* Your goal: Copy out all the entries word for word.

— start of Data excerpts —

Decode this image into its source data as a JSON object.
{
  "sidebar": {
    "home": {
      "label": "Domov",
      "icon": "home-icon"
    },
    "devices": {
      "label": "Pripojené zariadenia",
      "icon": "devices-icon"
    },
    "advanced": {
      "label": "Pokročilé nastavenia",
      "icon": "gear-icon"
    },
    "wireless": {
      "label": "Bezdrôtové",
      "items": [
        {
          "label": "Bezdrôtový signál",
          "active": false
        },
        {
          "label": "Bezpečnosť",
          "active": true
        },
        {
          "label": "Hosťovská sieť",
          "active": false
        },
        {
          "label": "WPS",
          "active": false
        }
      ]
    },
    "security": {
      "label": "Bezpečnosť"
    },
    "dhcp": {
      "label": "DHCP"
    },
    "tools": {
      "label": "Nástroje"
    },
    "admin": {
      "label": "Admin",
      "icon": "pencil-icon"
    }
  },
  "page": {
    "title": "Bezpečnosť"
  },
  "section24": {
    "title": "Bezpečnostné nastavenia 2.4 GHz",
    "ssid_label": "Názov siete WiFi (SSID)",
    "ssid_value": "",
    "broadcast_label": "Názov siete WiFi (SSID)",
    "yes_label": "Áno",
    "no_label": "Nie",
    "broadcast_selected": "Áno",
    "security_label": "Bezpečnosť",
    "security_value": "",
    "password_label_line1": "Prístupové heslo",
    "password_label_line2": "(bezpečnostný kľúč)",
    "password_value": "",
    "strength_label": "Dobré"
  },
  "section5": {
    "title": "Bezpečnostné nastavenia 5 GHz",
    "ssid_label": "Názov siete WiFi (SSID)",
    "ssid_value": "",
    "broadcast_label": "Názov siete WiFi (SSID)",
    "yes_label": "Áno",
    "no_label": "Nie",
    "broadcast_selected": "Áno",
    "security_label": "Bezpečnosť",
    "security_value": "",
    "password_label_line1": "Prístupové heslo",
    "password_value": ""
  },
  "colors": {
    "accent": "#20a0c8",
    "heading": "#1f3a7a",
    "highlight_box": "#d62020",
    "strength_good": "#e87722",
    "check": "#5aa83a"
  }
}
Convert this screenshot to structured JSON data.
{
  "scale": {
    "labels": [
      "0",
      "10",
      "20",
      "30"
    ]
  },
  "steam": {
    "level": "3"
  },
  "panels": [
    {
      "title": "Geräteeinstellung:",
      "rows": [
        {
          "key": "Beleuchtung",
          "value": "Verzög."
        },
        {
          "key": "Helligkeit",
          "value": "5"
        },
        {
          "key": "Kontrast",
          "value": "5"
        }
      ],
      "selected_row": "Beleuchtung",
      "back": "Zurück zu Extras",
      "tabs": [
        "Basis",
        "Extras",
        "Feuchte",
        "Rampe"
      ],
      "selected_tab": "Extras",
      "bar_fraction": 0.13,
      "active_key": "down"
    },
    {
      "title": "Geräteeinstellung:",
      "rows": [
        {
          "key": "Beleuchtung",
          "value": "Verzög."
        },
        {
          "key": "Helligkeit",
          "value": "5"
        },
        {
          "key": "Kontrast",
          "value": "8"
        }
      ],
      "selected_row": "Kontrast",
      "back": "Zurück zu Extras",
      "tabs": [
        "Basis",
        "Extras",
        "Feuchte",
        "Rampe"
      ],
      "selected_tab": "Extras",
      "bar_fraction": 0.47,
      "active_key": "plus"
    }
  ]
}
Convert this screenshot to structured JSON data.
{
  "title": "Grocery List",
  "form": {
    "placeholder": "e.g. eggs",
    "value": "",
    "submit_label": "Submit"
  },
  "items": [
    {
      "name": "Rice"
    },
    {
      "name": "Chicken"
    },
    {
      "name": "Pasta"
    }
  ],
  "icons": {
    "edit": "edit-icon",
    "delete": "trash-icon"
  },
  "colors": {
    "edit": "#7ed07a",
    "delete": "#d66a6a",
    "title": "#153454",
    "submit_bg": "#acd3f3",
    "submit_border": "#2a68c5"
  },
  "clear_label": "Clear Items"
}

— end of Data excerpts —

* Finished answer:
Decode this image into its source data as a JSON object.
{
  "sidebar": {
    "home": {
      "label": "Domov",
      "icon": "home-icon"
    },
    "devices": {
      "label": "Pripojené zariadenia",
      "icon": "devices-icon"
    },
    "advanced": {
      "label": "Pokročilé nastavenia",
      "icon": "gear-icon"
    },
    "wireless": {
      "label": "Bezdrôtové",
      "items": [
        {
          "label": "Bezdrôtový signál",
          "active": false
        },
        {
          "label": "Bezpečnosť",
          "active": true
        },
        {
          "label": "Hosťovská sieť",
          "active": false
        },
        {
          "label": "WPS",
          "active": false
        }
      ]
    },
    "security": {
      "label": "Bezpečnosť"
    },
    "dhcp": {
      "label": "DHCP"
    },
    "tools": {
      "label": "Nástroje"
    },
    "admin": {
      "label": "Admin",
      "icon": "pencil-icon"
    }
  },
  "page": {
    "title": "Bezpečnosť"
  },
  "section24": {
    "title": "Bezpečnostné nastavenia 2.4 GHz",
    "ssid_label": "Názov siete WiFi (SSID)",
    "ssid_value": "",
    "broadcast_label": "Názov siete WiFi (SSID)",
    "yes_label": "Áno",
    "no_label": "Nie",
    "broadcast_selected": "Áno",
    "security_label": "Bezpečnosť",
    "security_value": "",
    "password_label_line1": "Prístupové heslo",
    "password_label_line2": "(bezpečnostný kľúč)",
    "password_value": "",
    "strength_label": "Dobré"
  },
  "section5": {
    "title": "Bezpečnostné nastavenia 5 GHz",
    "ssid_label": "Názov siete WiFi (SSID)",
    "ssid_value": "",
    "broadcast_label": "Názov siete WiFi (SSID)",
    "yes_label": "Áno",
    "no_label": "Nie",
    "broadcast_selected": "Áno",
    "security_label": "Bezpečnosť",
    "security_value": "",
    "password_label_line1": "Prístupové heslo",
    "password_value": ""
  },
  "colors": {
    "accent": "#20a0c8",
    "heading": "#1f3a7a",
    "highlight_box": "#d62020",
    "strength_good": "#e87722",
    "check": "#5aa83a"
  }
}
Convert this screenshot to structured JSON data.
{
  "scale": {
    "labels": [
      "0",
      "10",
      "20",
      "30"
    ]
  },
  "steam": {
    "level": "3"
  },
  "panels": [
    {
      "title": "Geräteeinstellung:",
      "rows": [
        {
          "key": "Beleuchtung",
          "value": "Verzög."
        },
        {
          "key": "Helligkeit",
          "value": "5"
        },
        {
          "key": "Kontrast",
          "value": "5"
        }
      ],
      "selected_row": "Beleuchtung",
      "back": "Zurück zu Extras",
      "tabs": [
        "Basis",
        "Extras",
        "Feuchte",
        "Rampe"
      ],
      "selected_tab": "Extras",
      "bar_fraction": 0.13,
      "active_key": "down"
    },
    {
      "title": "Geräteeinstellung:",
      "rows": [
        {
          "key": "Beleuchtung",
          "value": "Verzög."
        },
        {
          "key": "Helligkeit",
          "value": "5"
        },
        {
          "key": "Kontrast",
          "value": "8"
        }
      ],
      "selected_row": "Kontrast",
      "back": "Zurück zu Extras",
      "tabs": [
        "Basis",
        "Extras",
        "Feuchte",
        "Rampe"
      ],
      "selected_tab": "Extras",
      "bar_fraction": 0.47,
      "active_key": "plus"
    }
  ]
}
Convert this screenshot to structured JSON data.
{
  "title": "Grocery List",
  "form": {
    "placeholder": "e.g. eggs",
    "value": "",
    "submit_label": "Submit"
  },
  "items": [
    {
      "name": "Rice"
    },
    {
      "name": "Chicken"
    },
    {
      "name": "Pasta"
    }
  ],
  "icons": {
    "edit": "edit-icon",
    "delete": "trash-icon"
  },
  "colors": {
    "edit": "#7ed07a",
    "delete": "#d66a6a",
    "title": "#153454",
    "submit_bg": "#acd3f3",
    "submit_border": "#2a68c5"
  },
  "clear_label": "Clear Items"
}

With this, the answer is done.